Visual layout annotation data:

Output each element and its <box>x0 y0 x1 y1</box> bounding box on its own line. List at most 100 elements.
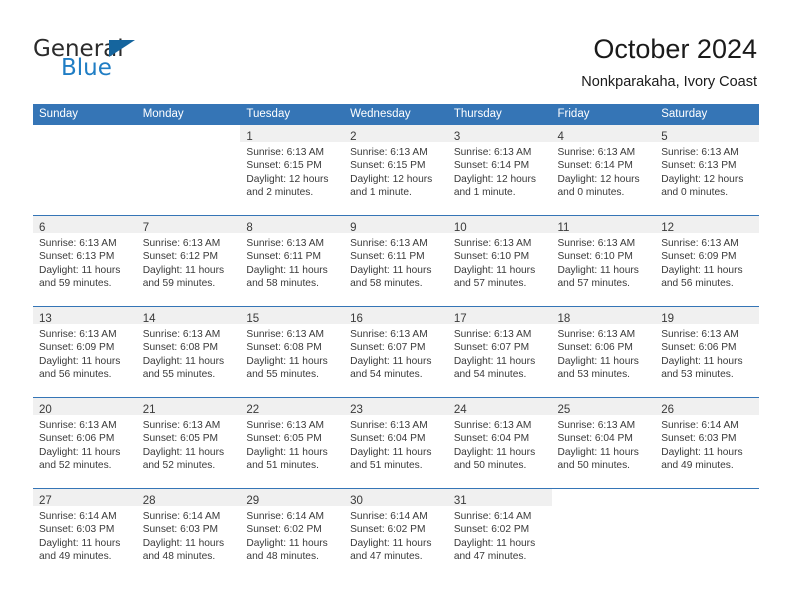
day-cell[interactable]: 26 Sunrise: 6:14 AM Sunset: 6:03 PM Dayligh… <box>655 398 759 488</box>
day-cell[interactable]: 11 Sunrise: 6:13 AM Sunset: 6:10 PM Dayligh… <box>551 216 656 306</box>
calendar-cell <box>33 125 137 216</box>
day-cell[interactable]: 4 Sunrise: 6:13 AM Sunset: 6:14 PM Daylight… <box>551 125 656 215</box>
day-number-band: 4 <box>551 125 656 143</box>
day-cell-empty <box>33 125 137 215</box>
day-detail-line: Sunset: 6:11 PM <box>350 251 425 263</box>
day-number: 15 <box>246 313 260 325</box>
day-detail-line: and 48 minutes. <box>142 551 216 563</box>
day-cell[interactable]: 5 Sunrise: 6:13 AM Sunset: 6:13 PM Daylight… <box>655 125 759 215</box>
day-details: Sunrise: 6:13 AM Sunset: 6:08 PM Daylight:… <box>240 324 344 382</box>
day-cell[interactable]: 13 Sunrise: 6:13 AM Sunset: 6:09 PM Dayligh… <box>33 307 137 397</box>
day-detail-line: Sunrise: 6:13 AM <box>453 420 532 431</box>
day-detail-line: and 0 minutes. <box>661 187 729 199</box>
day-detail-line: Sunrise: 6:13 AM <box>350 147 428 158</box>
weekday-header-saturday: Saturday <box>655 104 759 125</box>
day-detail-line: Sunset: 6:07 PM <box>350 342 426 354</box>
day-cell[interactable]: 19 Sunrise: 6:13 AM Sunset: 6:06 PM Dayligh… <box>655 307 759 397</box>
day-cell[interactable]: 3 Sunrise: 6:13 AM Sunset: 6:14 PM Daylight… <box>447 125 552 215</box>
day-number-band: 29 <box>240 489 345 507</box>
day-number-band: 2 <box>344 125 448 143</box>
day-cell[interactable]: 22 Sunrise: 6:13 AM Sunset: 6:05 PM Dayligh… <box>240 398 345 488</box>
weekday-header-tuesday: Tuesday <box>240 104 345 125</box>
day-details <box>33 142 137 146</box>
day-cell[interactable]: 6 Sunrise: 6:13 AM Sunset: 6:13 PM Daylight… <box>33 216 137 306</box>
day-details: Sunrise: 6:13 AM Sunset: 6:04 PM Daylight:… <box>552 415 656 473</box>
day-cell[interactable]: 31 Sunrise: 6:14 AM Sunset: 6:02 PM Dayligh… <box>447 489 552 579</box>
day-cell-empty <box>137 125 241 215</box>
day-cell[interactable]: 21 Sunrise: 6:13 AM Sunset: 6:05 PM Dayligh… <box>136 398 241 488</box>
day-cell[interactable]: 28 Sunrise: 6:14 AM Sunset: 6:03 PM Dayligh… <box>136 489 241 579</box>
day-detail-line: and 59 minutes. <box>39 278 112 290</box>
day-number-band: 19 <box>655 307 759 325</box>
day-detail-line: and 51 minutes. <box>350 460 423 472</box>
day-detail-line: Sunset: 6:07 PM <box>453 342 530 354</box>
day-detail-line: Sunrise: 6:14 AM <box>142 511 221 522</box>
day-detail-line: Daylight: 11 hours <box>557 355 639 367</box>
day-cell[interactable]: 24 Sunrise: 6:13 AM Sunset: 6:04 PM Dayligh… <box>447 398 552 488</box>
day-number-band: 17 <box>447 307 552 325</box>
day-cell[interactable]: 27 Sunrise: 6:14 AM Sunset: 6:03 PM Dayligh… <box>33 489 137 579</box>
day-detail-line: Daylight: 11 hours <box>246 537 328 549</box>
calendar-cell: 31 Sunrise: 6:14 AM Sunset: 6:02 PM Dayligh… <box>447 488 552 579</box>
day-detail-line: Daylight: 11 hours <box>350 537 432 549</box>
calendar-cell: 6 Sunrise: 6:13 AM Sunset: 6:13 PM Daylight… <box>33 215 137 307</box>
day-cell[interactable]: 7 Sunrise: 6:13 AM Sunset: 6:12 PM Daylight… <box>136 216 241 306</box>
day-detail-line: Sunset: 6:10 PM <box>557 251 633 263</box>
weekday-header-thursday: Thursday <box>447 104 552 125</box>
day-cell[interactable]: 30 Sunrise: 6:14 AM Sunset: 6:02 PM Dayligh… <box>344 489 448 579</box>
day-cell[interactable]: 16 Sunrise: 6:13 AM Sunset: 6:07 PM Dayligh… <box>344 307 448 397</box>
day-detail-line: and 55 minutes. <box>142 369 216 381</box>
day-cell[interactable]: 23 Sunrise: 6:13 AM Sunset: 6:04 PM Dayligh… <box>344 398 448 488</box>
day-detail-line: Daylight: 11 hours <box>142 355 225 367</box>
day-detail-line: Sunrise: 6:14 AM <box>453 511 532 522</box>
day-number-band: 25 <box>551 398 656 416</box>
day-detail-line: Daylight: 11 hours <box>142 264 225 276</box>
day-cell[interactable]: 14 Sunrise: 6:13 AM Sunset: 6:08 PM Dayligh… <box>136 307 241 397</box>
day-details: Sunrise: 6:13 AM Sunset: 6:13 PM Daylight:… <box>655 142 759 200</box>
day-number: 19 <box>661 313 675 325</box>
day-detail-line: Daylight: 11 hours <box>246 264 328 276</box>
day-detail-line: Daylight: 11 hours <box>142 537 225 549</box>
day-detail-line: Sunset: 6:14 PM <box>453 160 530 172</box>
day-cell[interactable]: 8 Sunrise: 6:13 AM Sunset: 6:11 PM Daylight… <box>240 216 345 306</box>
day-cell[interactable]: 1 Sunrise: 6:13 AM Sunset: 6:15 PM Daylight… <box>240 125 345 215</box>
general-blue-logo[interactable]: General Blue <box>33 36 293 86</box>
day-detail-line: and 49 minutes. <box>661 460 734 472</box>
day-detail-line: Sunset: 6:02 PM <box>453 524 530 536</box>
day-cell[interactable]: 20 Sunrise: 6:13 AM Sunset: 6:06 PM Dayligh… <box>33 398 137 488</box>
day-cell[interactable]: 18 Sunrise: 6:13 AM Sunset: 6:06 PM Dayligh… <box>551 307 656 397</box>
day-cell[interactable]: 9 Sunrise: 6:13 AM Sunset: 6:11 PM Daylight… <box>344 216 448 306</box>
day-detail-line: Sunset: 6:04 PM <box>350 433 426 445</box>
day-cell[interactable]: 12 Sunrise: 6:13 AM Sunset: 6:09 PM Dayligh… <box>655 216 759 306</box>
day-detail-line: and 0 minutes. <box>557 187 625 199</box>
weekday-header-wednesday: Wednesday <box>344 104 448 125</box>
day-cell[interactable]: 2 Sunrise: 6:13 AM Sunset: 6:15 PM Daylight… <box>344 125 448 215</box>
day-cell[interactable]: 29 Sunrise: 6:14 AM Sunset: 6:02 PM Dayligh… <box>240 489 345 579</box>
day-cell[interactable]: 17 Sunrise: 6:13 AM Sunset: 6:07 PM Dayligh… <box>447 307 552 397</box>
day-cell[interactable]: 25 Sunrise: 6:13 AM Sunset: 6:04 PM Dayligh… <box>551 398 656 488</box>
calendar-body: 1 Sunrise: 6:13 AM Sunset: 6:15 PM Daylight… <box>33 125 759 579</box>
day-detail-line: and 1 minute. <box>350 187 412 199</box>
day-cell[interactable]: 15 Sunrise: 6:13 AM Sunset: 6:08 PM Dayligh… <box>240 307 345 397</box>
day-detail-line: Daylight: 11 hours <box>246 355 328 367</box>
day-detail-line: Daylight: 11 hours <box>453 264 536 276</box>
day-detail-line: Sunrise: 6:13 AM <box>142 238 221 249</box>
day-detail-line: Sunset: 6:10 PM <box>453 251 530 263</box>
calendar-cell: 30 Sunrise: 6:14 AM Sunset: 6:02 PM Dayligh… <box>344 488 448 579</box>
day-cell-empty <box>655 489 759 579</box>
day-details: Sunrise: 6:13 AM Sunset: 6:07 PM Daylight:… <box>448 324 552 382</box>
day-detail-line: Sunrise: 6:13 AM <box>350 420 428 431</box>
day-number: 3 <box>453 131 461 143</box>
day-detail-line: and 49 minutes. <box>39 551 112 563</box>
day-detail-line: Sunrise: 6:13 AM <box>142 329 221 340</box>
calendar-cell: 23 Sunrise: 6:13 AM Sunset: 6:04 PM Dayligh… <box>344 397 448 489</box>
calendar-cell: 19 Sunrise: 6:13 AM Sunset: 6:06 PM Dayligh… <box>655 306 759 398</box>
day-detail-line: Sunrise: 6:13 AM <box>246 329 324 340</box>
day-detail-line: Daylight: 12 hours <box>661 173 744 185</box>
day-number-band: 12 <box>655 216 759 234</box>
day-cell[interactable]: 10 Sunrise: 6:13 AM Sunset: 6:10 PM Dayligh… <box>447 216 552 306</box>
day-number: 21 <box>142 404 156 416</box>
calendar-cell: 4 Sunrise: 6:13 AM Sunset: 6:14 PM Daylight… <box>551 125 656 216</box>
day-number-band: 22 <box>240 398 345 416</box>
day-detail-line: and 53 minutes. <box>661 369 734 381</box>
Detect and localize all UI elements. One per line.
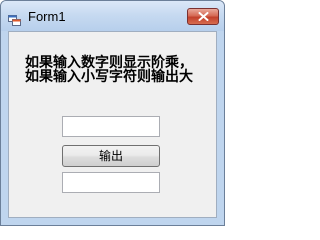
close-icon — [198, 12, 209, 21]
app-window-icon — [8, 11, 21, 26]
form-client-area: 如果输入数字则显示阶乘， 如果输入小写字符则输出大 输出 — [8, 31, 217, 218]
app-window: Form1 如果输入数字则显示阶乘， 如果输入小写字符则输出大 输出 — [0, 0, 225, 226]
close-button[interactable] — [187, 8, 219, 25]
output-button[interactable]: 输出 — [62, 145, 160, 167]
title-bar[interactable]: Form1 — [1, 1, 224, 31]
description-line-1: 如果输入数字则显示阶乘， — [25, 55, 193, 71]
input-textbox[interactable] — [62, 116, 160, 137]
output-textbox[interactable] — [62, 172, 160, 193]
description-label: 如果输入数字则显示阶乘， 如果输入小写字符则输出大 — [25, 56, 215, 84]
window-title: Form1 — [28, 9, 66, 24]
description-line-2: 如果输入小写字符则输出大 — [25, 69, 193, 85]
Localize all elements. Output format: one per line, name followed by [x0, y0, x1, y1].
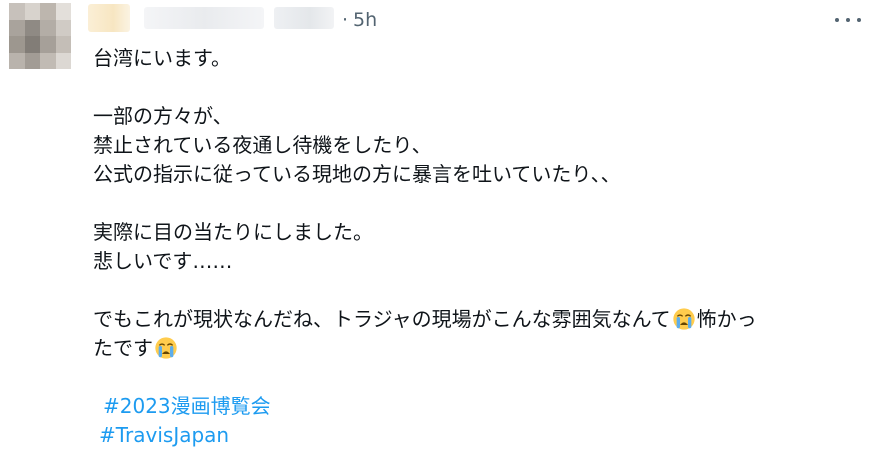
- tweet-line: 実際に目の当たりにしました。: [93, 220, 373, 244]
- more-horizontal-icon[interactable]: [835, 10, 861, 30]
- tweet-line: 悲しいです……: [93, 249, 233, 273]
- tweet-line-text: でもこれが現状なんだね、トラジャの現場がこんな雰囲気なんて: [93, 307, 671, 331]
- time-separator: ·: [342, 9, 349, 31]
- tweet-line-text: 怖かっ: [696, 307, 757, 331]
- tweet-line: 公式の指示に従っている現地の方に暴言を吐いていたり、、: [93, 162, 621, 186]
- hashtag-link[interactable]: #2023漫画博覧会: [93, 392, 271, 421]
- tweet-line: たです: [93, 334, 873, 363]
- hashtag-line: #TravisJapan: [93, 421, 873, 450]
- hashtag-link[interactable]: #TravisJapan: [93, 421, 229, 450]
- tweet-text: 台湾にいます。 一部の方々が、 禁止されている夜通し待機をしたり、 公式の指示に…: [93, 44, 873, 450]
- tweet-line: でもこれが現状なんだね、トラジャの現場がこんな雰囲気なんて 怖かっ: [93, 305, 873, 334]
- loudly-crying-face-emoji: [155, 337, 177, 359]
- tweet-line: 台湾にいます。: [93, 46, 231, 70]
- tweet-line: 禁止されている夜通し待機をしたり、: [93, 133, 432, 157]
- tweet-line-text: たです: [93, 336, 153, 360]
- hashtag-line: #2023漫画博覧会: [93, 392, 873, 421]
- blurred-user-name[interactable]: [88, 1, 340, 35]
- tweet-line: 一部の方々が、: [93, 104, 233, 128]
- tweet-card[interactable]: · 5h 台湾にいます。 一部の方々が、 禁止されている夜通し待機をしたり、 公…: [0, 0, 889, 466]
- tweet-timestamp[interactable]: 5h: [353, 9, 377, 31]
- loudly-crying-face-emoji: [672, 308, 695, 330]
- tweet-meta: · 5h: [342, 9, 377, 31]
- avatar[interactable]: [9, 3, 71, 69]
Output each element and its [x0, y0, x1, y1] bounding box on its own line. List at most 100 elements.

▸ **Task objective**: Express the part of the data above that opens with the line containing "close-icon — [198, 12, 209, 21]" and closes with the line containing "window-title: Form1 — [28, 9, 66, 24]" as a JSON list of strings, one string per line, with blank lines left out.

▸ **Answer**:
[
  "close-icon — [198, 12, 209, 21]",
  "app-window-icon — [8, 11, 21, 26]",
  "form-client-area: 如果输入数字则显示阶乘， 如果输入小写字符则输出大 输出 — [8, 31, 217, 218]",
  "app-window: Form1 如果输入数字则显示阶乘， 如果输入小写字符则输出大 输出 — [0, 0, 225, 226]",
  "close-button[interactable] — [187, 8, 219, 25]",
  "output-button[interactable]: 输出 — [62, 145, 160, 167]",
  "title-bar[interactable]: Form1 — [1, 1, 224, 31]",
  "description-line-1: 如果输入数字则显示阶乘， — [25, 55, 193, 71]",
  "input-textbox[interactable] — [62, 116, 160, 137]",
  "output-textbox[interactable] — [62, 172, 160, 193]",
  "description-label: 如果输入数字则显示阶乘， 如果输入小写字符则输出大 — [25, 56, 215, 84]",
  "window-title: Form1 — [28, 9, 66, 24]"
]